**Supplied material**
****************
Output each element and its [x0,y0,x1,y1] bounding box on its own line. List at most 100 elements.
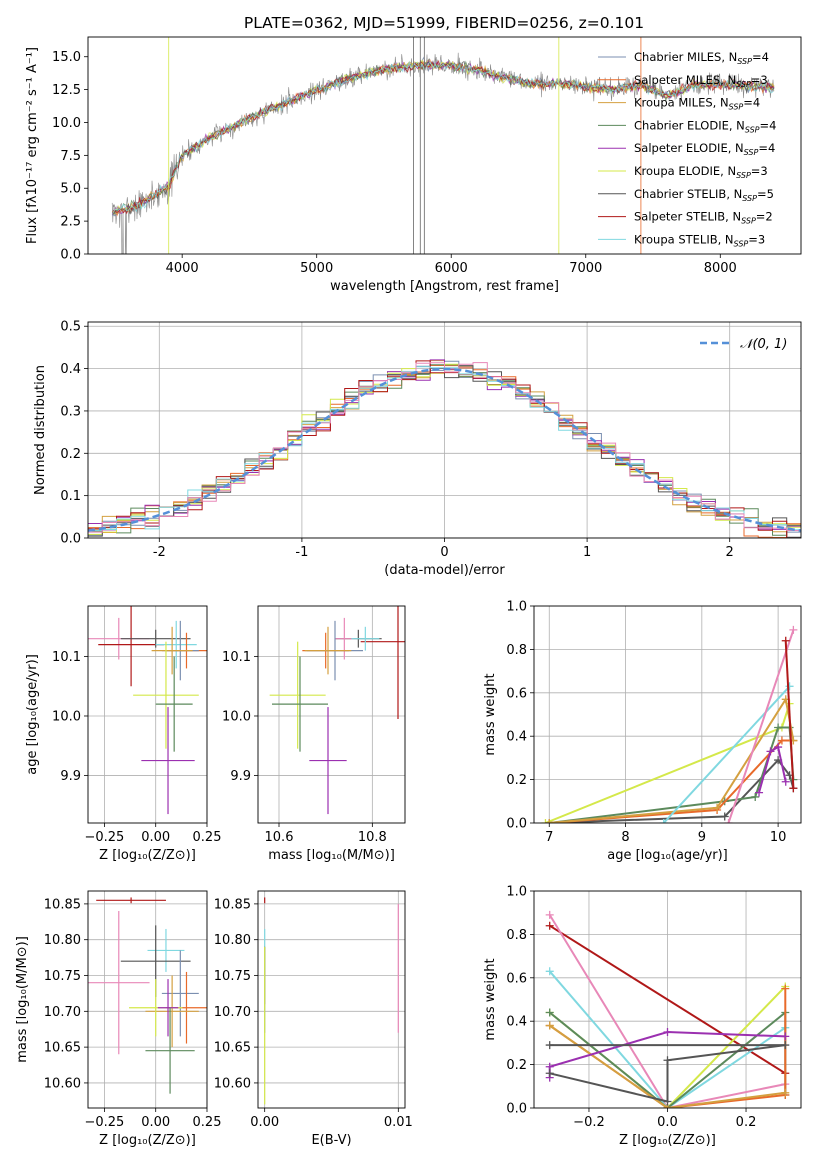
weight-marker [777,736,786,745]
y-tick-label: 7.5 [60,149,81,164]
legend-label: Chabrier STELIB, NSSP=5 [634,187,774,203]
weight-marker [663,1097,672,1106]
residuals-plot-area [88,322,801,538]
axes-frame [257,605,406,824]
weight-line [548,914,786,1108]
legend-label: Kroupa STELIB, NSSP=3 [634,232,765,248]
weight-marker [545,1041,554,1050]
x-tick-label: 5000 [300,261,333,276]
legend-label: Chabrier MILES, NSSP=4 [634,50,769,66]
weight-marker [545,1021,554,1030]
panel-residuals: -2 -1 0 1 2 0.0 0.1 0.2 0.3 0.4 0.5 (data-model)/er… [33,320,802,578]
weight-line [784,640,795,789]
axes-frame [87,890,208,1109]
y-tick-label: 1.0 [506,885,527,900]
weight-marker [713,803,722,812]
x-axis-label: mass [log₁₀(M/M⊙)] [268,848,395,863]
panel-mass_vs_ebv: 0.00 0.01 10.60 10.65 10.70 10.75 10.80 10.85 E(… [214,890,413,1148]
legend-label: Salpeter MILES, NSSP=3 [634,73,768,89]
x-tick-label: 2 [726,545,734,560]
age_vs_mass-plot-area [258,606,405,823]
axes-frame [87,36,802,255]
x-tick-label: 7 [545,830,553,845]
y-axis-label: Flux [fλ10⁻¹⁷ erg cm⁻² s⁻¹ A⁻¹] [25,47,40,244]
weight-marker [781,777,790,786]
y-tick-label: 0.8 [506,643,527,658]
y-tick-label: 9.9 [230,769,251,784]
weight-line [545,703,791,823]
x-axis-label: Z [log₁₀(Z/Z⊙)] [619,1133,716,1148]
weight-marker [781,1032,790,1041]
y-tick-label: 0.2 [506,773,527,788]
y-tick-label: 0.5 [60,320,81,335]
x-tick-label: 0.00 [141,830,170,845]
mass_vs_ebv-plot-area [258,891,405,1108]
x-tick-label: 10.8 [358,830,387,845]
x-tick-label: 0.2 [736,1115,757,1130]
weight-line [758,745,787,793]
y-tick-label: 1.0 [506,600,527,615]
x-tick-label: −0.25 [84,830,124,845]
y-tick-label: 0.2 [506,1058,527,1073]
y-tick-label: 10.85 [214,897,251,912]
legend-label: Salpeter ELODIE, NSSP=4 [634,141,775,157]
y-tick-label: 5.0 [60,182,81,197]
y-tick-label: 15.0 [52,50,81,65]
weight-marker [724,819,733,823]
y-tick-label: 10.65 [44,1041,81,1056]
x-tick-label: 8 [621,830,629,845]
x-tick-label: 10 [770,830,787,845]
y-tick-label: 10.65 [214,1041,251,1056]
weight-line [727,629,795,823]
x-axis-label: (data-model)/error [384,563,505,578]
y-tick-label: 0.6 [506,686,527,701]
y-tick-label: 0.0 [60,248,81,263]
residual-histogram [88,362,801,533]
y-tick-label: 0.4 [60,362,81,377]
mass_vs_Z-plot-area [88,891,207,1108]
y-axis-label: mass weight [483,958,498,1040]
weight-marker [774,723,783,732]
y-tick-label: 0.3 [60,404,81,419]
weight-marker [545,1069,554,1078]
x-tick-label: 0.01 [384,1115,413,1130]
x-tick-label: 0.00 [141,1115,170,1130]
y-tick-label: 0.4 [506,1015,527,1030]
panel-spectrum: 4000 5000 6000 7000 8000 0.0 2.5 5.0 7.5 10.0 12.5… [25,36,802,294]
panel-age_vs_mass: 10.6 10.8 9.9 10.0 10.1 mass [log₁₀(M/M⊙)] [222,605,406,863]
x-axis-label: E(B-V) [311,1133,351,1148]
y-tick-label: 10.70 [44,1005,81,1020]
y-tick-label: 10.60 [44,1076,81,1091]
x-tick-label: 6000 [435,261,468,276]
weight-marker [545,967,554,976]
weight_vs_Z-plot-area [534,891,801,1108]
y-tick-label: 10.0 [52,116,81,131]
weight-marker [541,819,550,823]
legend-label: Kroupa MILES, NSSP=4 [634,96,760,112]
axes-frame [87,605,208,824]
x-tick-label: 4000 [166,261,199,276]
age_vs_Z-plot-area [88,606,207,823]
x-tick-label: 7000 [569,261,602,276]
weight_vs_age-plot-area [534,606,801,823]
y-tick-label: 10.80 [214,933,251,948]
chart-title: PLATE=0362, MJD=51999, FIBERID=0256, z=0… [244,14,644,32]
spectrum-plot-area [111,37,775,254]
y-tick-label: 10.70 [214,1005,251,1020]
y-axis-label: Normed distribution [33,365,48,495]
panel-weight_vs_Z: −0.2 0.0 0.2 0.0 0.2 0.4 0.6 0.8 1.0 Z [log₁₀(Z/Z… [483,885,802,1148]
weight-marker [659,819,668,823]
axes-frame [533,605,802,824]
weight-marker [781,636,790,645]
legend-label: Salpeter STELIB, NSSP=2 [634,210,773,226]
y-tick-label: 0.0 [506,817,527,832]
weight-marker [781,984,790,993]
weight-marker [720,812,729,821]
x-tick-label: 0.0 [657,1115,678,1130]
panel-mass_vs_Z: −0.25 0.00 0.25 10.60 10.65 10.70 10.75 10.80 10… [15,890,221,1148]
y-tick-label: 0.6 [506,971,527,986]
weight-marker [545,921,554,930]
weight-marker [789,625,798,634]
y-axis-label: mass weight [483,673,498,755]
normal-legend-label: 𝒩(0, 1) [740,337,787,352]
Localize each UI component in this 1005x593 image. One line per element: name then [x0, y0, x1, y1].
****************
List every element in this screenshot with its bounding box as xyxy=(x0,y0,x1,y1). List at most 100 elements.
****************
Starting with the line containing "Output each element" and going on through the line containing "weight-line [784,640,795,789]", write those rows again with "legend-label" substituted by "legend-text" and nothing else changed. Leave out the picture.

**Solution to the problem**
Output each element and its [x0,y0,x1,y1] bounding box on its own line. List at most 100 elements.
weight-marker [777,736,786,745]
y-tick-label: 7.5 [60,149,81,164]
legend-text: Chabrier STELIB, NSSP=5 [634,187,774,203]
weight-marker [663,1097,672,1106]
residuals-plot-area [88,322,801,538]
axes-frame [257,605,406,824]
weight-line [548,914,786,1108]
legend-text: Kroupa STELIB, NSSP=3 [634,232,765,248]
weight-marker [545,1041,554,1050]
x-tick-label: 5000 [300,261,333,276]
legend-text: Chabrier MILES, NSSP=4 [634,50,769,66]
weight-marker [545,1021,554,1030]
panel-residuals: -2 -1 0 1 2 0.0 0.1 0.2 0.3 0.4 0.5 (data-model)/er… [33,320,802,578]
weight-line [784,640,795,789]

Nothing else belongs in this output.